GOAL: Copy the lines holding the word "least", all of them.

[Extracted data entries]
** begin **

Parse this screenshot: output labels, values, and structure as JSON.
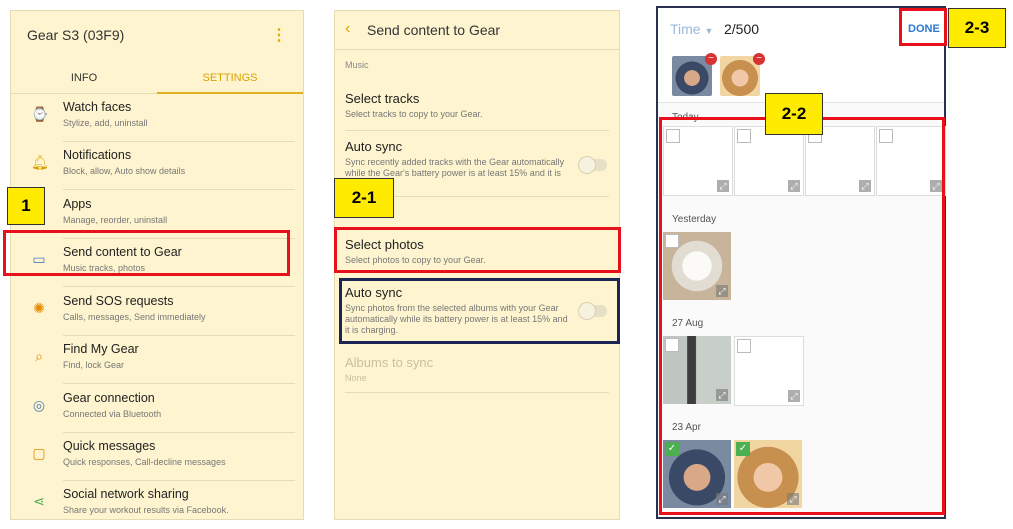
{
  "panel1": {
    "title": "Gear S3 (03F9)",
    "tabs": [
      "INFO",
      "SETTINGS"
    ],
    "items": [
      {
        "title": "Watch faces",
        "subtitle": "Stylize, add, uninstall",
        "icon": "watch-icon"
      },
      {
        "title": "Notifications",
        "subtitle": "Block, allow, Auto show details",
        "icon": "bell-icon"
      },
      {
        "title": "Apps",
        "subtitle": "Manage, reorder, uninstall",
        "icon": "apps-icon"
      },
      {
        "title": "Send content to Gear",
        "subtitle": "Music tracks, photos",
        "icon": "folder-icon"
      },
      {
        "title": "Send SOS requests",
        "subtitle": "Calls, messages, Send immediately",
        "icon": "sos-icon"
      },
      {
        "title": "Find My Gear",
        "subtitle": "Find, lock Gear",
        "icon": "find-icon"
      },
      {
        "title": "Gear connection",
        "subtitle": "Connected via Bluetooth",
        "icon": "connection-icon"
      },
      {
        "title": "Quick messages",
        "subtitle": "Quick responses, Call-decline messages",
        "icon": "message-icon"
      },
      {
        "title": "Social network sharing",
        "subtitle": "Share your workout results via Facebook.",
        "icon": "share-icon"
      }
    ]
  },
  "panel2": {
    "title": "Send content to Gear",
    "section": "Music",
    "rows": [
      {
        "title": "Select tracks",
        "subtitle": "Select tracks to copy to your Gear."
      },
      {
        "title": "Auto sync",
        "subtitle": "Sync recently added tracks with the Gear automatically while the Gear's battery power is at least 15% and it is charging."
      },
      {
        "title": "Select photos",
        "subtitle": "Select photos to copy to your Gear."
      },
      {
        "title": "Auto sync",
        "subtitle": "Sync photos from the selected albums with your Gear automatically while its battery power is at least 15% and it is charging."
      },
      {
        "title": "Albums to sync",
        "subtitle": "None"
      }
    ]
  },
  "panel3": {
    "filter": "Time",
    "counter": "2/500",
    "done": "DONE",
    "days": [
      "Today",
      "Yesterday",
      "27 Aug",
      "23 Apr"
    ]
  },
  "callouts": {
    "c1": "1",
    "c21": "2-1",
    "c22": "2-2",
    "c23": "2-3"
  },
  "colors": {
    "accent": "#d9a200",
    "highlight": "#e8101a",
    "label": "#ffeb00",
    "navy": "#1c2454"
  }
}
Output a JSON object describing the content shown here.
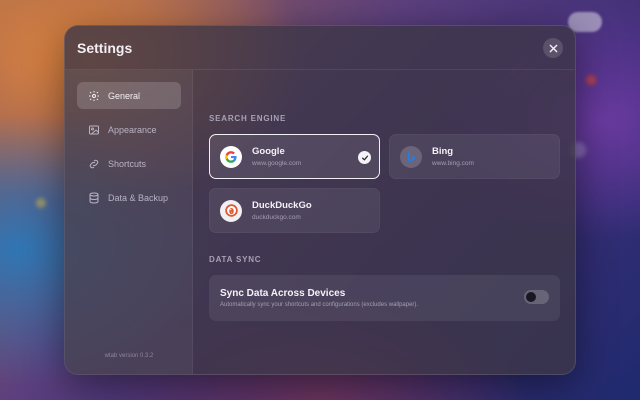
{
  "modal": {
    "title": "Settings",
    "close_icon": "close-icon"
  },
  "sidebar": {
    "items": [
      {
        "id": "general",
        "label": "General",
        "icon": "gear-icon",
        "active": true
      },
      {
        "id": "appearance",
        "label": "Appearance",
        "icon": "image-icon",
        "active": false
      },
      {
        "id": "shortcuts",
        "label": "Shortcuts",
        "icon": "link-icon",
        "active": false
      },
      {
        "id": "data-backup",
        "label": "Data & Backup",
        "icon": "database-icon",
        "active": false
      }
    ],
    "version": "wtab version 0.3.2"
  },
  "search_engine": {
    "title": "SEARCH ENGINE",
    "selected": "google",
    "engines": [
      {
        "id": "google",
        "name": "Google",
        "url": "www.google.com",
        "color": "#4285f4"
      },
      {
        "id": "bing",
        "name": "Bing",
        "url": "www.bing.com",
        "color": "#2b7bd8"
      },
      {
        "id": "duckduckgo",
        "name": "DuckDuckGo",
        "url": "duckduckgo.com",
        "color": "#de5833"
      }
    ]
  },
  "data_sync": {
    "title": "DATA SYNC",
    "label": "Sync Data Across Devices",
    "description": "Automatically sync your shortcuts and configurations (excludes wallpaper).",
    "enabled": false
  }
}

** end **

FULL ANSWER:
        "subtitle": "Sync recently added tracks with the Gear automatically while the Gear's battery power is at least 15% and it is charging."
        "subtitle": "Sync photos from the selected albums with your Gear automatically while its battery power is at least 15% and it is charging."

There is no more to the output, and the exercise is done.